WHAT THE TASK ASKS: Which lines of the records contain "Anders"? Collect every one of them.

Collected data entries:
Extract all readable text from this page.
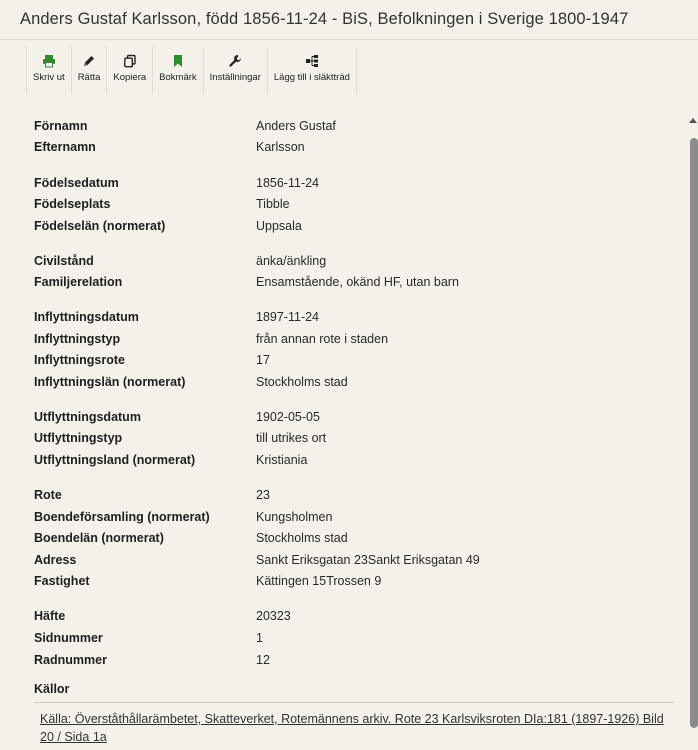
Anders Gustaf Karlsson, född 1856-11-24 - BiS, Befolkningen i Sverige 1800-1947
Skriv ut Rätta Kopiera Bokmärk Inställningar Lägg till i släktträd
Förnamn	Anders Gustaf
Efternamn	Karlsson
Födelsedatum	1856-11-24
Födelseplats	Tibble
Födelselän (normerat)	Uppsala
Civilstånd	änka/änkling
Familjerelation	Ensamstående, okänd HF, utan barn
Inflyttningsdatum	1897-11-24
Inflyttningstyp	från annan rote i staden
Inflyttningsrote	17
Inflyttningslän (normerat)	Stockholms stad
Utflyttningsdatum	1902-05-05
Utflyttningstyp	till utrikes ort
Utflyttningsland (normerat)	Kristiania
Rote	23
Boendeförsamling (normerat)	Kungsholmen
Boendelän (normerat)	Stockholms stad
Adress	Sankt Eriksgatan 23Sankt Eriksgatan 49
Fastighet	Kättingen 15Trossen 9
Häfte	20323
Sidnummer	1
Radnummer	12
Källor
Källa: Överståthållarämbetet, Skatteverket, Rotemännens arkiv. Rote 23 Karlsviksroten DIa:181 (1897-1926) Bild 20 / Sida 1a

ANSWER TO THIS PROBLEM:
Anders Gustaf Karlsson, född 1856-11-24 - BiS, Befolkningen i Sverige 1800-1947
Förnamn	Anders Gustaf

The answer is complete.